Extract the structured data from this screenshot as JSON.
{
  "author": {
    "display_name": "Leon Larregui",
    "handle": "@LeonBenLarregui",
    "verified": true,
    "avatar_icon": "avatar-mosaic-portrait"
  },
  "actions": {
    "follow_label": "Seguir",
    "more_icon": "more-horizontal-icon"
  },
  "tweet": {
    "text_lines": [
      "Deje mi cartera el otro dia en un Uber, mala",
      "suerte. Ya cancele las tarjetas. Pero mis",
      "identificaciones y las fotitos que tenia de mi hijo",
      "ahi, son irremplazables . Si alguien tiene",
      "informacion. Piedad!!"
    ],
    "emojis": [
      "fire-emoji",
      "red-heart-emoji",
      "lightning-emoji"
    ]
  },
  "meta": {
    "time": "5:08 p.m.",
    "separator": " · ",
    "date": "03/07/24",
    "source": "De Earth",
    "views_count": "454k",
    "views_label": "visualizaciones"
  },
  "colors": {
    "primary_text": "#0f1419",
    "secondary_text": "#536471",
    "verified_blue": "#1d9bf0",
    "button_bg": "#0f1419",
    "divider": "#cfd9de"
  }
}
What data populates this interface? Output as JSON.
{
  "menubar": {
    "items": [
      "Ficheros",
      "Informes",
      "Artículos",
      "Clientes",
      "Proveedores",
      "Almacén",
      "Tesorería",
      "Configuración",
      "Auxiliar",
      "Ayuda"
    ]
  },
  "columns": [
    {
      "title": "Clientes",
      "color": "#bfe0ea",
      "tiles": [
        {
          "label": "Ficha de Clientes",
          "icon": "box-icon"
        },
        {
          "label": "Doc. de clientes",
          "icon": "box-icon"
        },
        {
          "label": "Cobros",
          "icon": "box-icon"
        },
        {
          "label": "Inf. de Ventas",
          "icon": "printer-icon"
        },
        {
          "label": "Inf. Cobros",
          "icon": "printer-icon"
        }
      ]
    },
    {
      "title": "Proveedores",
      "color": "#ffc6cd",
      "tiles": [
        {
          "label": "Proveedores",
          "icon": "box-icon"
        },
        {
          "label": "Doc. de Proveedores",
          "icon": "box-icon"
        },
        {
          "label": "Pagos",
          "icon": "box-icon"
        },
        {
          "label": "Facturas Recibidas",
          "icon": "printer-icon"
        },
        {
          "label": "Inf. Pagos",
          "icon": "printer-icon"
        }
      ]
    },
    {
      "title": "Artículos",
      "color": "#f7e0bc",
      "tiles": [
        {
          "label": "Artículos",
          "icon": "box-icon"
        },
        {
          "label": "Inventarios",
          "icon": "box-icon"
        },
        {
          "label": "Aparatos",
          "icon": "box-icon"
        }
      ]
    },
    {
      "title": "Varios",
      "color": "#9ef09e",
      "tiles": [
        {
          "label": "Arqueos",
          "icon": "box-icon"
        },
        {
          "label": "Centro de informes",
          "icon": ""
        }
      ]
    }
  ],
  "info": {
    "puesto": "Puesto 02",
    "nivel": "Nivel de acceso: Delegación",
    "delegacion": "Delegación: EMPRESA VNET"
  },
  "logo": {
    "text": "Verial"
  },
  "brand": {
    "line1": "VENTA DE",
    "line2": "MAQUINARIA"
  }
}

* * * *

**TASK BRIEF**
Copy out each line of the records where the string "Delegación" appears.

**COMPLETE RESPONSE**
    "nivel": "Nivel de acceso: Delegación",
    "delegacion": "Delegación: EMPRESA VNET"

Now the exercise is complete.